Repeat the lines that follow, leaving nothing out.

## Begin SUPPLIED DATA

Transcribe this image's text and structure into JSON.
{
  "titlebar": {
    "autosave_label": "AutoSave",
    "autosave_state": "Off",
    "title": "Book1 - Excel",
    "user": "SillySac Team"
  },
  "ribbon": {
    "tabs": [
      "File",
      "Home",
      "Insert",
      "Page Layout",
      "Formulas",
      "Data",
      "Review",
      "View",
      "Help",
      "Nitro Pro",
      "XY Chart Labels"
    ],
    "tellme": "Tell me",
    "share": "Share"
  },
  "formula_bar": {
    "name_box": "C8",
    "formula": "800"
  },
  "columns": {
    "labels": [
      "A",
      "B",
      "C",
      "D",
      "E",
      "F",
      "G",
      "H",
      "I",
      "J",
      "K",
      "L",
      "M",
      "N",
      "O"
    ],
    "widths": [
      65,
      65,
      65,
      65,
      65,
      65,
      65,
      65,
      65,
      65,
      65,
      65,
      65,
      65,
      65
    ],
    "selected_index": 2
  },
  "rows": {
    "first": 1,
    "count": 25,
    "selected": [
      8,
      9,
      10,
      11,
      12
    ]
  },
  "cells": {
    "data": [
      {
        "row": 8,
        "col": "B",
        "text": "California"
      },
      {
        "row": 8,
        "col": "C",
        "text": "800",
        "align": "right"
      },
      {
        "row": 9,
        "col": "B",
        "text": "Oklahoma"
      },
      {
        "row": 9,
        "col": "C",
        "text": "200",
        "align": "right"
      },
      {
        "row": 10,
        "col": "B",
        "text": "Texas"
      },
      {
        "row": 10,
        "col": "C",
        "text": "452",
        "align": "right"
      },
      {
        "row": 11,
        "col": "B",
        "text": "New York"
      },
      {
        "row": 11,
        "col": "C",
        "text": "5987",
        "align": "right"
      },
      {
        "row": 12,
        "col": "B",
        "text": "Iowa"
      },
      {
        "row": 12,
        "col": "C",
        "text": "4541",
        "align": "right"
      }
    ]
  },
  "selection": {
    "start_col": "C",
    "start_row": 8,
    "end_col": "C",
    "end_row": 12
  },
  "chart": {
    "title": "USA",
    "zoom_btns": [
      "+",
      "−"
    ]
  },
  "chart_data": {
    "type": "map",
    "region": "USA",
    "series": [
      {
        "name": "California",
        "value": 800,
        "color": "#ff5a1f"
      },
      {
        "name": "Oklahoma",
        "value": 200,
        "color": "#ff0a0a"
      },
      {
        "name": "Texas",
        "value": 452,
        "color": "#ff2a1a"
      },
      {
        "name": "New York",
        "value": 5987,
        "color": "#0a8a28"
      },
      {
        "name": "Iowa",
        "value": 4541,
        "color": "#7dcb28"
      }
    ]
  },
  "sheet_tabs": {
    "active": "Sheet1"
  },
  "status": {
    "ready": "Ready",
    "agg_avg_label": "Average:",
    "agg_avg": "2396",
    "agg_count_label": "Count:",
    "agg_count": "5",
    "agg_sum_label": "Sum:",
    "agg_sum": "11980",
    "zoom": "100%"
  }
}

## End SUPPLIED DATA

→ TASK SOLUTION
Transcribe this image's text and structure into JSON.
{
  "titlebar": {
    "autosave_label": "AutoSave",
    "autosave_state": "Off",
    "title": "Book1 - Excel",
    "user": "SillySac Team"
  },
  "ribbon": {
    "tabs": [
      "File",
      "Home",
      "Insert",
      "Page Layout",
      "Formulas",
      "Data",
      "Review",
      "View",
      "Help",
      "Nitro Pro",
      "XY Chart Labels"
    ],
    "tellme": "Tell me",
    "share": "Share"
  },
  "formula_bar": {
    "name_box": "C8",
    "formula": "800"
  },
  "columns": {
    "labels": [
      "A",
      "B",
      "C",
      "D",
      "E",
      "F",
      "G",
      "H",
      "I",
      "J",
      "K",
      "L",
      "M",
      "N",
      "O"
    ],
    "widths": [
      65,
      65,
      65,
      65,
      65,
      65,
      65,
      65,
      65,
      65,
      65,
      65,
      65,
      65,
      65
    ],
    "selected_index": 2
  },
  "rows": {
    "first": 1,
    "count": 25,
    "selected": [
      8,
      9,
      10,
      11,
      12
    ]
  },
  "cells": {
    "data": [
      {
        "row": 8,
        "col": "B",
        "text": "California"
      },
      {
        "row": 8,
        "col": "C",
        "text": "800",
        "align": "right"
      },
      {
        "row": 9,
        "col": "B",
        "text": "Oklahoma"
      },
      {
        "row": 9,
        "col": "C",
        "text": "200",
        "align": "right"
      },
      {
        "row": 10,
        "col": "B",
        "text": "Texas"
      },
      {
        "row": 10,
        "col": "C",
        "text": "452",
        "align": "right"
      },
      {
        "row": 11,
        "col": "B",
        "text": "New York"
      },
      {
        "row": 11,
        "col": "C",
        "text": "5987",
        "align": "right"
      },
      {
        "row": 12,
        "col": "B",
        "text": "Iowa"
      },
      {
        "row": 12,
        "col": "C",
        "text": "4541",
        "align": "right"
      }
    ]
  },
  "selection": {
    "start_col": "C",
    "start_row": 8,
    "end_col": "C",
    "end_row": 12
  },
  "chart": {
    "title": "USA",
    "zoom_btns": [
      "+",
      "−"
    ]
  },
  "chart_data": {
    "type": "map",
    "region": "USA",
    "series": [
      {
        "name": "California",
        "value": 800,
        "color": "#ff5a1f"
      },
      {
        "name": "Oklahoma",
        "value": 200,
        "color": "#ff0a0a"
      },
      {
        "name": "Texas",
        "value": 452,
        "color": "#ff2a1a"
      },
      {
        "name": "New York",
        "value": 5987,
        "color": "#0a8a28"
      },
      {
        "name": "Iowa",
        "value": 4541,
        "color": "#7dcb28"
      }
    ]
  },
  "sheet_tabs": {
    "active": "Sheet1"
  },
  "status": {
    "ready": "Ready",
    "agg_avg_label": "Average:",
    "agg_avg": "2396",
    "agg_count_label": "Count:",
    "agg_count": "5",
    "agg_sum_label": "Sum:",
    "agg_sum": "11980",
    "zoom": "100%"
  }
}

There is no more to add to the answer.